§ JOB:
Whenever a line below holds the word "Actions", copy that line.
* * * * * * * * *
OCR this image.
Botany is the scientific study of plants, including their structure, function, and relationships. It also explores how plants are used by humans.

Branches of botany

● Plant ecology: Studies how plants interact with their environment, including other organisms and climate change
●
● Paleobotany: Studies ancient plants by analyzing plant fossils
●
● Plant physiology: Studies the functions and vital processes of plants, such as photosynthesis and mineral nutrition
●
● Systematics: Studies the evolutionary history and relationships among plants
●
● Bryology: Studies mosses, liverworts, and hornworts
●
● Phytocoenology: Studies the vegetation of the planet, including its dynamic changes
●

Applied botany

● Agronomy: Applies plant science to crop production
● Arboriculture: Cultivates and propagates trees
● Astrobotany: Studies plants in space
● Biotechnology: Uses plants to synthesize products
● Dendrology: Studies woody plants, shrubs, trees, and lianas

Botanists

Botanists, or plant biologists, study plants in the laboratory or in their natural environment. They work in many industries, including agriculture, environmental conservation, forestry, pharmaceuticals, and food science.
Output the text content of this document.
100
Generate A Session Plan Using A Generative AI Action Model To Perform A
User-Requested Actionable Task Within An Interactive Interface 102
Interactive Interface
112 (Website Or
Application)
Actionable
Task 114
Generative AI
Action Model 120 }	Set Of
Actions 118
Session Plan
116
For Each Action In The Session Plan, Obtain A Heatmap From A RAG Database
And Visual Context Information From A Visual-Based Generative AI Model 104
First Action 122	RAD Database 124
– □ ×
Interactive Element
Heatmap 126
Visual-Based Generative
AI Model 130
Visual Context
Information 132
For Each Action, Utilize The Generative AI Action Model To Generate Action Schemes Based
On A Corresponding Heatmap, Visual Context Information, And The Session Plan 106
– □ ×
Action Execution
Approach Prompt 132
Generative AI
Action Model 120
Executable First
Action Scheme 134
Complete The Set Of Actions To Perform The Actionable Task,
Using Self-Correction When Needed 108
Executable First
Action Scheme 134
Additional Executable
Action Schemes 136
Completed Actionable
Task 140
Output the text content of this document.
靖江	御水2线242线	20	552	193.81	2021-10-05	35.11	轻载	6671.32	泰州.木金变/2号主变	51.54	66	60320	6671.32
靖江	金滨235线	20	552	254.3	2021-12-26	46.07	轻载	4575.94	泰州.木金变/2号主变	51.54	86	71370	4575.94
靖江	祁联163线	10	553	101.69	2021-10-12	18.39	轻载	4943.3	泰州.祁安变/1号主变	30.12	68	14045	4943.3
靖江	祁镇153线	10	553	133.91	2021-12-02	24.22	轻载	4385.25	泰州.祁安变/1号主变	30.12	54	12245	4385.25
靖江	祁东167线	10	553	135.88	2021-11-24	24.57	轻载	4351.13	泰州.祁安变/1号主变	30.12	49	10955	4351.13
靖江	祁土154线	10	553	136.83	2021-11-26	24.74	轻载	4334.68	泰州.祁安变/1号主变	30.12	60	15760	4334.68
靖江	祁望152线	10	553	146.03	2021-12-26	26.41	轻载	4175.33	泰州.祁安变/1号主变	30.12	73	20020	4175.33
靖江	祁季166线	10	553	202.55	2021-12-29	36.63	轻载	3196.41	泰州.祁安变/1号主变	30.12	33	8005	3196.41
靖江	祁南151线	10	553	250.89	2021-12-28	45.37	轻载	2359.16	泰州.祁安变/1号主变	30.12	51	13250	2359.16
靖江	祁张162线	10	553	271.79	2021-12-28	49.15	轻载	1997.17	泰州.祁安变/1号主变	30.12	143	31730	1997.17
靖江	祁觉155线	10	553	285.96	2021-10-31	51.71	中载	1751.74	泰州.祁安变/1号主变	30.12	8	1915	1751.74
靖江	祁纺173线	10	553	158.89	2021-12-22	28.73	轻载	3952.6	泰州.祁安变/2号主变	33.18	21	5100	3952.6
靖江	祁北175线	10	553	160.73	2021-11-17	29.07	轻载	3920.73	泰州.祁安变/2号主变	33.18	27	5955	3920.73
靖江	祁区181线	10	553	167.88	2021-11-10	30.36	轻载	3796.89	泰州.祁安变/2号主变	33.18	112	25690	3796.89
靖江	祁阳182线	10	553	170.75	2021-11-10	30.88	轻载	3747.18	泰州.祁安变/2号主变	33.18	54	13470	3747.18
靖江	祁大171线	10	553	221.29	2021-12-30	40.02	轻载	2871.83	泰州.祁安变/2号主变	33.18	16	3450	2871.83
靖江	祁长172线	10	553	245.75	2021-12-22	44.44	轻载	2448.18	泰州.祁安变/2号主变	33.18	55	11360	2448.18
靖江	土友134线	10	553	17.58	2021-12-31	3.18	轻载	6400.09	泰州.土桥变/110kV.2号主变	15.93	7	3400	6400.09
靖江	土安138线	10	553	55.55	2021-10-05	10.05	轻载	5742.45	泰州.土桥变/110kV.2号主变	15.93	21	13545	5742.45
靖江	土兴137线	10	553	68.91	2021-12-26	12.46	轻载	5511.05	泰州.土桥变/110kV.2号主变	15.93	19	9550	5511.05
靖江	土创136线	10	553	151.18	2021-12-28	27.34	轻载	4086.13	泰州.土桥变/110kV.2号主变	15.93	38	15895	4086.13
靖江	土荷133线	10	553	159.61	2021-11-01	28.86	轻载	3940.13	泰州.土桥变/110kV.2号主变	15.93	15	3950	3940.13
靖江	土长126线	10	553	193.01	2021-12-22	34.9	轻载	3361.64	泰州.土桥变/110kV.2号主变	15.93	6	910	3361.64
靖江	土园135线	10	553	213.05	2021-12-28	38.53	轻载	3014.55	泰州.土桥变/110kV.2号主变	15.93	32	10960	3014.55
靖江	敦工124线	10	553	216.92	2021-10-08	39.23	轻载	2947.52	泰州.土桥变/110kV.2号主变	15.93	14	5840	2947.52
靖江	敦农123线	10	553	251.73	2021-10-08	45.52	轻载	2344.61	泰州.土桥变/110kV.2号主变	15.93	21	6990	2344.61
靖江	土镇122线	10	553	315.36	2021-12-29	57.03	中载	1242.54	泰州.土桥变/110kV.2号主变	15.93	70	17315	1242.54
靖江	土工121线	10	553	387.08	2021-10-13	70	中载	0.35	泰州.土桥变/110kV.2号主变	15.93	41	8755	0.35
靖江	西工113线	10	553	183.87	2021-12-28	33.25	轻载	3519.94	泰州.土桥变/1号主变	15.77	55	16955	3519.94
* * * * * * * * *
§ REPLY TO THE EXERCISE:
Actions 118
Complete The Set Of Actions To Perform The Actionable Task,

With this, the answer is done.